======== Listed records

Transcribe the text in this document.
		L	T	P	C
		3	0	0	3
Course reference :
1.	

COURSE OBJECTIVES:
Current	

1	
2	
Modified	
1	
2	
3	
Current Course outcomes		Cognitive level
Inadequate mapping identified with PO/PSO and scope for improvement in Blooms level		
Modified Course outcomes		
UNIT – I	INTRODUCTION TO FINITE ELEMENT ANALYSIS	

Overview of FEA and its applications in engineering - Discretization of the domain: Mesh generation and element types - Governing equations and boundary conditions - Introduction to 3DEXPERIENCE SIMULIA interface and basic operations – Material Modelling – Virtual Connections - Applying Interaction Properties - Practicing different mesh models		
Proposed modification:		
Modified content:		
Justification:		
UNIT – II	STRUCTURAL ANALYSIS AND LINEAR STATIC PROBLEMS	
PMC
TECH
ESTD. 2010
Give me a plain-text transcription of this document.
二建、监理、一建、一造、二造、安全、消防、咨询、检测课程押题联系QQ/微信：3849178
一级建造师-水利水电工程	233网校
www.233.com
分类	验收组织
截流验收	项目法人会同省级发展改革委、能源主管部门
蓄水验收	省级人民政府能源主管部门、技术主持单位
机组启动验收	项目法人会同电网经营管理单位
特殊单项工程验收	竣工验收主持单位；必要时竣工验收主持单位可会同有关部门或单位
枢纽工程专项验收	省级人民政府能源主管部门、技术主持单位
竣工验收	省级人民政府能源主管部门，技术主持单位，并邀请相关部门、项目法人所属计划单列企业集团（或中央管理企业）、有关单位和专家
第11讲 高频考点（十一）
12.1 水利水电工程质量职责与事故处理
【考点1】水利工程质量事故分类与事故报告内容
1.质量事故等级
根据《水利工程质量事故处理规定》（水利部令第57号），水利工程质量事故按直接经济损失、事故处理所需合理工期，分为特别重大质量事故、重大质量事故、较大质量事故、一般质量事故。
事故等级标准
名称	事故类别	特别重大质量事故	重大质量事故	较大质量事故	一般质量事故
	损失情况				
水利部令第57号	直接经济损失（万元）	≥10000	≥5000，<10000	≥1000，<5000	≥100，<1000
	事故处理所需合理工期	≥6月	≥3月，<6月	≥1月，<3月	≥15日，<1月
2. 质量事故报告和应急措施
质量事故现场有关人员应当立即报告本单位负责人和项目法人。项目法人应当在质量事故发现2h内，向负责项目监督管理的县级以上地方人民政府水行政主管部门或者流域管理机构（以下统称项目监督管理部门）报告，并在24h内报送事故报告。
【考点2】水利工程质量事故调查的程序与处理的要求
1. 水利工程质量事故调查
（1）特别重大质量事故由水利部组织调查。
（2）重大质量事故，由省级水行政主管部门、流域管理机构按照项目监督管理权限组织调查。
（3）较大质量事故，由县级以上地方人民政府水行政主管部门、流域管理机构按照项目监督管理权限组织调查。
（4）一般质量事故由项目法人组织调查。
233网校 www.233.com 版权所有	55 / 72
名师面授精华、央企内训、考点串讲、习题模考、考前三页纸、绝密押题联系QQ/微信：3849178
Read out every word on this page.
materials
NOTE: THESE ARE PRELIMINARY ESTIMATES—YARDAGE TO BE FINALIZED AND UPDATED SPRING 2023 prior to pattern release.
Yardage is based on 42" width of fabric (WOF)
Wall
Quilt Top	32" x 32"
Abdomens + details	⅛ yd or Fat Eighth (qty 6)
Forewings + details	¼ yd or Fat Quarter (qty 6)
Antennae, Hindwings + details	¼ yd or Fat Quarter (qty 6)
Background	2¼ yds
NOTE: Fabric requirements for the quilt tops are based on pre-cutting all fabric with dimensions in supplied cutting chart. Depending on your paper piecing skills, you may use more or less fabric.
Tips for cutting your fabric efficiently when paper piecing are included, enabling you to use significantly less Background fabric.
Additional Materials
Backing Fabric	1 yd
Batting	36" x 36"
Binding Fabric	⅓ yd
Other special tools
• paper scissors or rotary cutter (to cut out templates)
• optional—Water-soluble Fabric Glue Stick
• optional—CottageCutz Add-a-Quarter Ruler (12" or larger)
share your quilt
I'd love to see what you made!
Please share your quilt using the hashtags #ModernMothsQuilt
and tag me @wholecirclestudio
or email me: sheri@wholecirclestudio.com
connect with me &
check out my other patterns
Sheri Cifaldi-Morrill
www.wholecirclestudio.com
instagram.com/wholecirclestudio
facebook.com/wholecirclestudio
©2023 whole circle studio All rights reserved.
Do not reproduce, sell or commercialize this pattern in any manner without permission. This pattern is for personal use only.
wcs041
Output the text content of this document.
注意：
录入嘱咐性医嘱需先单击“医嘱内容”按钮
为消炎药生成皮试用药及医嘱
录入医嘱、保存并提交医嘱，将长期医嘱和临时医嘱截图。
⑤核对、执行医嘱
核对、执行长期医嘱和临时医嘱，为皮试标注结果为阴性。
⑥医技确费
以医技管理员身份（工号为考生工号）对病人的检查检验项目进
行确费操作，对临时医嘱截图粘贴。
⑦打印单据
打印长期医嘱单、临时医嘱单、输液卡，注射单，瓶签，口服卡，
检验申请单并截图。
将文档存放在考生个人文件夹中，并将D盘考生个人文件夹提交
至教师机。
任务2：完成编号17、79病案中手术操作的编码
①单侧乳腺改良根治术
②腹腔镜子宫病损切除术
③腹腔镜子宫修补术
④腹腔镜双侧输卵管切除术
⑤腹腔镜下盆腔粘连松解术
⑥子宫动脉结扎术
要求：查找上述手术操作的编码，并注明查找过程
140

================

_Short problem_
Each line in the listing above that contains "事故处理所需合理工期" should be copied.

_Completed exercise_
根据《水利工程质量事故处理规定》（水利部令第57号），水利工程质量事故按直接经济损失、事故处理所需合理工期，分为特别重大质量事故、重大质量事故、较大质量事故、一般质量事故。
	事故处理所需合理工期	≥6月	≥3月，<6月	≥1月，<3月	≥15日，<1月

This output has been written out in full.